Listing of image element boxes:
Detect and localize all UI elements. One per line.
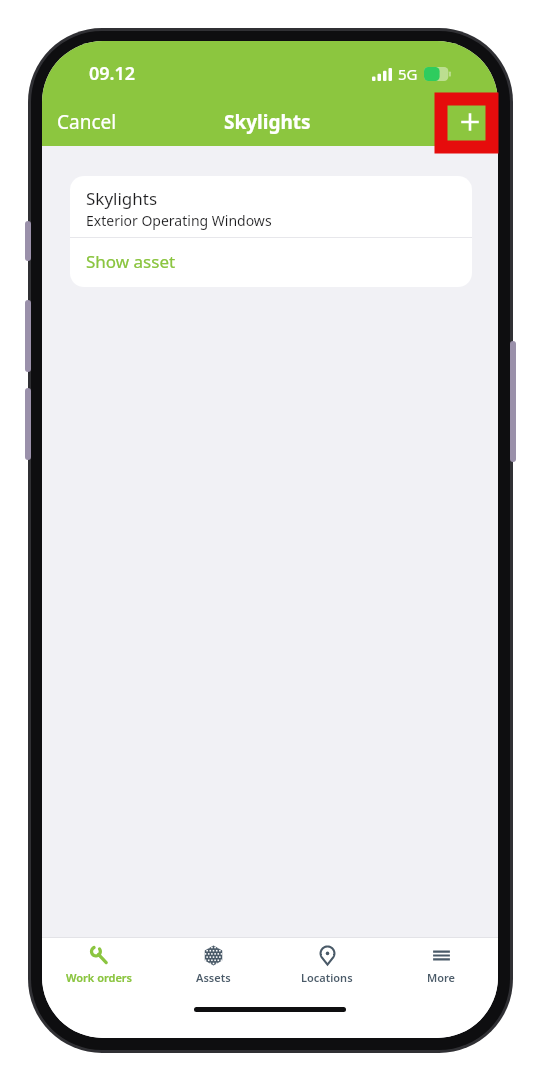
staticText: Assets [196, 970, 231, 985]
staticText: Cancel [57, 109, 117, 135]
button[interactable]: Assets [156, 938, 270, 999]
button[interactable]: Skylights [70, 176, 472, 237]
staticText: Work orders [66, 970, 133, 985]
staticText: Show asset [86, 250, 176, 273]
staticText: 5G [398, 64, 418, 84]
button[interactable]: Work orders [42, 938, 156, 999]
button[interactable]: More [384, 938, 498, 999]
button[interactable]: Cancel [42, 98, 132, 145]
button[interactable]: Show asset [70, 238, 472, 287]
staticText: Locations [301, 970, 353, 985]
staticText: Skylights [86, 187, 158, 210]
button[interactable]: Locations [270, 938, 384, 999]
button[interactable]: Add [446, 98, 493, 145]
staticText: Skylights [224, 109, 311, 135]
staticText: More [427, 970, 455, 985]
staticText: 09.12 [89, 61, 136, 86]
staticText: Exterior Operating Windows [86, 211, 272, 230]
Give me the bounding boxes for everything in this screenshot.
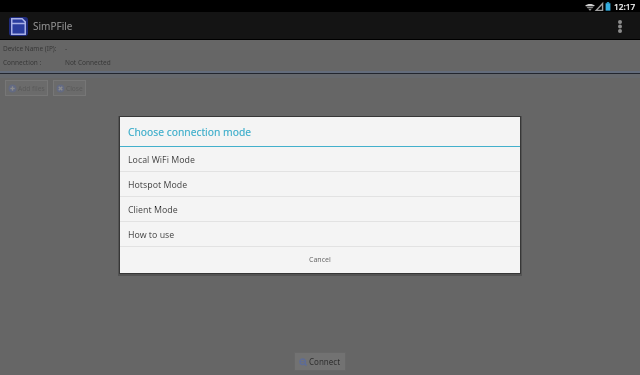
staticText: Cancel: [309, 255, 331, 265]
staticText: 12:17: [614, 1, 636, 12]
button[interactable]: Hotspot Mode: [120, 172, 520, 196]
button[interactable]: How to use: [120, 222, 520, 246]
staticText: Connection :: [3, 58, 65, 67]
staticText: How to use: [128, 229, 175, 241]
button[interactable]: Connect: [294, 352, 346, 371]
button[interactable]: Close: [53, 80, 86, 96]
staticText: -: [65, 44, 68, 53]
staticText: Add files: [18, 84, 45, 93]
staticText: SimPFile: [33, 19, 73, 33]
staticText: Client Mode: [128, 204, 178, 216]
button[interactable]: Local WiFi Mode: [120, 147, 520, 171]
button[interactable]: Client Mode: [120, 197, 520, 221]
staticText: Choose connection mode: [128, 125, 252, 139]
staticText: Close: [66, 84, 83, 93]
button[interactable]: Add files: [5, 80, 48, 96]
staticText: Device Name (IP):: [3, 44, 65, 53]
button[interactable]: More options: [614, 12, 626, 40]
staticText: Local WiFi Mode: [128, 154, 195, 166]
staticText: Not Connected: [65, 58, 111, 67]
staticText: Hotspot Mode: [128, 179, 188, 191]
button[interactable]: Cancel: [120, 247, 520, 272]
staticText: Connect: [309, 356, 341, 367]
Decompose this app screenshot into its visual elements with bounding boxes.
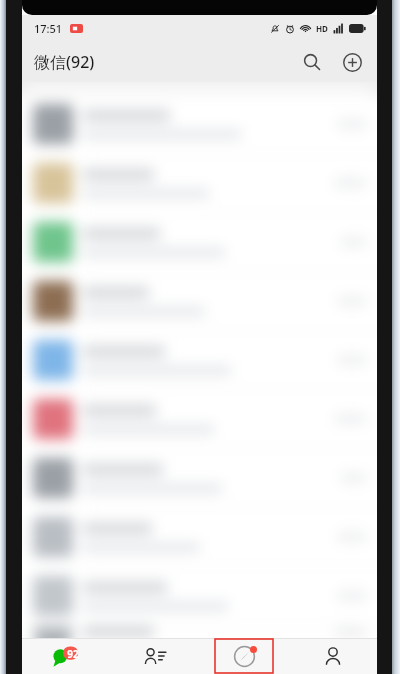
button[interactable] <box>22 567 377 625</box>
button[interactable]: Search <box>299 49 325 75</box>
button[interactable] <box>22 272 377 330</box>
button[interactable] <box>22 390 377 448</box>
button[interactable] <box>22 449 377 507</box>
button[interactable]: Chats <box>22 638 110 674</box>
button[interactable]: Discover <box>199 638 288 674</box>
button[interactable]: Add <box>339 49 365 75</box>
button[interactable]: Me <box>288 638 377 674</box>
button[interactable] <box>22 154 377 212</box>
button[interactable]: Contacts <box>110 638 199 674</box>
button[interactable] <box>22 213 377 271</box>
button[interactable] <box>22 331 377 389</box>
button[interactable] <box>22 508 377 566</box>
button[interactable] <box>22 95 377 153</box>
staticText: HD <box>316 23 328 34</box>
button[interactable] <box>22 626 377 638</box>
staticText: 17:51 <box>34 21 63 36</box>
staticText: 92 <box>67 647 79 661</box>
staticText: 微信(92) <box>34 51 95 73</box>
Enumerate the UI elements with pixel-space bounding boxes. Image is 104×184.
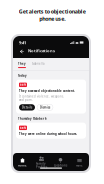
staticText: Home xyxy=(18,164,27,167)
staticText: Details xyxy=(22,106,32,109)
staticText: Locations xyxy=(54,164,67,167)
button[interactable]: Gabriella xyxy=(26,62,44,66)
staticText: Notifications xyxy=(28,48,55,53)
button[interactable]: They xyxy=(18,62,26,68)
staticText: Family Profiles xyxy=(36,162,47,169)
staticText: Dismiss xyxy=(40,106,50,109)
staticText: Get alerts to objectionable phone use. xyxy=(18,8,86,22)
staticText: They were online during school hours. xyxy=(19,132,77,136)
staticText: bark xyxy=(20,83,26,87)
button[interactable]: Details xyxy=(19,104,35,110)
button[interactable]: Locations xyxy=(51,158,70,167)
button[interactable]: Home xyxy=(13,158,32,167)
staticText: Thursday October 6 xyxy=(18,117,47,121)
staticText: 9:41 xyxy=(19,40,26,45)
staticText: They xyxy=(18,62,26,66)
button[interactable]: Back xyxy=(17,47,26,56)
staticText: Gabriella xyxy=(32,62,44,66)
button[interactable]: Family Profiles xyxy=(32,156,51,169)
staticText: They accessed objectionable content. xyxy=(19,89,75,93)
staticText: Today xyxy=(18,74,27,78)
button[interactable]: Dismiss xyxy=(37,104,53,110)
staticText: It contained violence, weapons, and porn… xyxy=(19,95,64,102)
button[interactable]: More xyxy=(70,158,89,167)
staticText: More xyxy=(76,164,83,167)
staticText: bark xyxy=(20,126,26,130)
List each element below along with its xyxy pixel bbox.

EXERCISE TASK
Output the whole listing above verbatim, line for line, but omit the pictures.

FINISHED TASK
Detect and localize all UI elements. One per line.
staticText: Assets [196, 970, 231, 985]
staticText: Cancel [57, 109, 117, 135]
button[interactable]: Assets [156, 938, 270, 999]
button[interactable]: Skylights [70, 176, 472, 237]
staticText: Work orders [66, 970, 133, 985]
staticText: Show asset [86, 250, 176, 273]
staticText: 5G [398, 64, 418, 84]
button[interactable]: Work orders [42, 938, 156, 999]
button[interactable]: More [384, 938, 498, 999]
button[interactable]: Cancel [42, 98, 132, 145]
button[interactable]: Show asset [70, 238, 472, 287]
staticText: Locations [301, 970, 353, 985]
staticText: Skylights [86, 187, 158, 210]
button[interactable]: Locations [270, 938, 384, 999]
button[interactable]: Add [446, 98, 493, 145]
staticText: Skylights [224, 109, 311, 135]
staticText: More [427, 970, 455, 985]
staticText: 09.12 [89, 61, 136, 86]
staticText: Exterior Operating Windows [86, 211, 272, 230]
Give me the bounding boxes for everything in this screenshot.
staticText: Cancel: [309, 255, 331, 265]
staticText: 12:17: [614, 1, 636, 12]
button[interactable]: Hotspot Mode: [120, 172, 520, 196]
button[interactable]: How to use: [120, 222, 520, 246]
staticText: Connection :: [3, 58, 65, 67]
staticText: How to use: [128, 229, 175, 241]
button[interactable]: Connect: [294, 352, 346, 371]
button[interactable]: Close: [53, 80, 86, 96]
staticText: -: [65, 44, 68, 53]
staticText: Add files: [18, 84, 45, 93]
staticText: SimPFile: [33, 19, 73, 33]
staticText: Client Mode: [128, 204, 178, 216]
button[interactable]: Local WiFi Mode: [120, 147, 520, 171]
button[interactable]: Client Mode: [120, 197, 520, 221]
staticText: Choose connection mode: [128, 125, 252, 139]
staticText: Close: [66, 84, 83, 93]
button[interactable]: Add files: [5, 80, 48, 96]
staticText: Device Name (IP):: [3, 44, 65, 53]
button[interactable]: More options: [614, 12, 626, 40]
staticText: Local WiFi Mode: [128, 154, 195, 166]
staticText: Not Connected: [65, 58, 111, 67]
staticText: Hotspot Mode: [128, 179, 188, 191]
button[interactable]: Cancel: [120, 247, 520, 272]
staticText: Connect: [309, 356, 341, 367]
Decompose this app screenshot into its visual elements with bounding boxes.
button[interactable] <box>22 567 377 625</box>
button[interactable]: Search <box>299 49 325 75</box>
button[interactable] <box>22 272 377 330</box>
button[interactable] <box>22 390 377 448</box>
button[interactable] <box>22 449 377 507</box>
button[interactable]: Chats <box>22 638 110 674</box>
button[interactable]: Discover <box>199 638 288 674</box>
button[interactable]: Add <box>339 49 365 75</box>
button[interactable]: Me <box>288 638 377 674</box>
button[interactable] <box>22 154 377 212</box>
button[interactable]: Contacts <box>110 638 199 674</box>
button[interactable] <box>22 213 377 271</box>
button[interactable] <box>22 331 377 389</box>
button[interactable] <box>22 508 377 566</box>
button[interactable] <box>22 95 377 153</box>
staticText: HD <box>316 23 328 34</box>
button[interactable] <box>22 626 377 638</box>
staticText: 17:51 <box>34 21 63 36</box>
staticText: 92 <box>67 647 79 661</box>
staticText: 微信(92) <box>34 51 95 73</box>
Enumerate the UI elements with pixel-space bounding boxes. Image is 104×184.
staticText: Home xyxy=(18,164,27,167)
staticText: Details xyxy=(22,106,32,109)
staticText: Locations xyxy=(54,164,67,167)
button[interactable]: Gabriella xyxy=(26,62,44,66)
staticText: Notifications xyxy=(28,48,55,53)
button[interactable]: They xyxy=(18,62,26,68)
staticText: Family Profiles xyxy=(36,162,47,169)
staticText: Dismiss xyxy=(40,106,50,109)
staticText: Get alerts to objectionable phone use. xyxy=(18,8,86,22)
staticText: They were online during school hours. xyxy=(19,132,77,136)
staticText: bark xyxy=(20,83,26,87)
button[interactable]: Details xyxy=(19,104,35,110)
button[interactable]: Locations xyxy=(51,158,70,167)
button[interactable]: Home xyxy=(13,158,32,167)
staticText: Thursday October 6 xyxy=(18,117,47,121)
staticText: 9:41 xyxy=(19,40,26,45)
staticText: They xyxy=(18,62,26,66)
button[interactable]: Back xyxy=(17,47,26,56)
staticText: Gabriella xyxy=(32,62,44,66)
button[interactable]: Family Profiles xyxy=(32,156,51,169)
staticText: They accessed objectionable content. xyxy=(19,89,75,93)
staticText: Today xyxy=(18,74,27,78)
button[interactable]: Dismiss xyxy=(37,104,53,110)
staticText: It contained violence, weapons, and porn… xyxy=(19,95,64,102)
button[interactable]: More xyxy=(70,158,89,167)
staticText: More xyxy=(76,164,83,167)
staticText: bark xyxy=(20,126,26,130)
List each element below along with its xyxy pixel bbox.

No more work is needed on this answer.